■ WHAT YOU ARE ASKED TO DO
Please return each record exactly as it stands.

■ Document content entries
____

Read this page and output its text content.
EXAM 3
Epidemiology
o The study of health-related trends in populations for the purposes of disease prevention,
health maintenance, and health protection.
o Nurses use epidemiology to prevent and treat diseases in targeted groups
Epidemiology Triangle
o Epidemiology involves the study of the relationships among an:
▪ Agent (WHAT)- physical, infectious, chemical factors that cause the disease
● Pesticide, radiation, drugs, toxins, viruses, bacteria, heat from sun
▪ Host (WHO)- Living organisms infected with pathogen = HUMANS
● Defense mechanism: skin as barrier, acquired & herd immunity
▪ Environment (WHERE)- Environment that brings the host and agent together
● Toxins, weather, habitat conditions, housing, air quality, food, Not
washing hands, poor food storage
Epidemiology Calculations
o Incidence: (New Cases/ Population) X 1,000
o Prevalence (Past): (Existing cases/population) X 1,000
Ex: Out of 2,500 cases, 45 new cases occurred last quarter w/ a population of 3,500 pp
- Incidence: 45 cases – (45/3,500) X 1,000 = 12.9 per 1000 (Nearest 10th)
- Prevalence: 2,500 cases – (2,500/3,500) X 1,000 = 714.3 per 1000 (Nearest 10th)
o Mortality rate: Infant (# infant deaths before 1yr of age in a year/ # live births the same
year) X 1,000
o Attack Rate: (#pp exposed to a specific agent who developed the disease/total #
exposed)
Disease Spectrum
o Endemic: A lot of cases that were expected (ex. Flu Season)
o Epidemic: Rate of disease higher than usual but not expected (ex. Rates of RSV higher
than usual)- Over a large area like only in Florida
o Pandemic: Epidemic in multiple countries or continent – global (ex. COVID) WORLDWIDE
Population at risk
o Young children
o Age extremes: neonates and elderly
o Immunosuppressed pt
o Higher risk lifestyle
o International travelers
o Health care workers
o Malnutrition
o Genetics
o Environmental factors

____

■ ANSWER TO THIS TASK
Read this page and output its text content.
EXAM 3
Epidemiology
o The study of health-related trends in populations for the purposes of disease prevention,
health maintenance, and health protection.
o Nurses use epidemiology to prevent and treat diseases in targeted groups
Epidemiology Triangle
o Epidemiology involves the study of the relationships among an:
▪ Agent (WHAT)- physical, infectious, chemical factors that cause the disease
● Pesticide, radiation, drugs, toxins, viruses, bacteria, heat from sun
▪ Host (WHO)- Living organisms infected with pathogen = HUMANS
● Defense mechanism: skin as barrier, acquired & herd immunity
▪ Environment (WHERE)- Environment that brings the host and agent together
● Toxins, weather, habitat conditions, housing, air quality, food, Not
washing hands, poor food storage
Epidemiology Calculations
o Incidence: (New Cases/ Population) X 1,000
o Prevalence (Past): (Existing cases/population) X 1,000
Ex: Out of 2,500 cases, 45 new cases occurred last quarter w/ a population of 3,500 pp
- Incidence: 45 cases – (45/3,500) X 1,000 = 12.9 per 1000 (Nearest 10th)
- Prevalence: 2,500 cases – (2,500/3,500) X 1,000 = 714.3 per 1000 (Nearest 10th)
o Mortality rate: Infant (# infant deaths before 1yr of age in a year/ # live births the same
year) X 1,000
o Attack Rate: (#pp exposed to a specific agent who developed the disease/total #
exposed)
Disease Spectrum
o Endemic: A lot of cases that were expected (ex. Flu Season)
o Epidemic: Rate of disease higher than usual but not expected (ex. Rates of RSV higher
than usual)- Over a large area like only in Florida
o Pandemic: Epidemic in multiple countries or continent – global (ex. COVID) WORLDWIDE
Population at risk
o Young children
o Age extremes: neonates and elderly
o Immunosuppressed pt
o Higher risk lifestyle
o International travelers
o Health care workers
o Malnutrition
o Genetics
o Environmental factors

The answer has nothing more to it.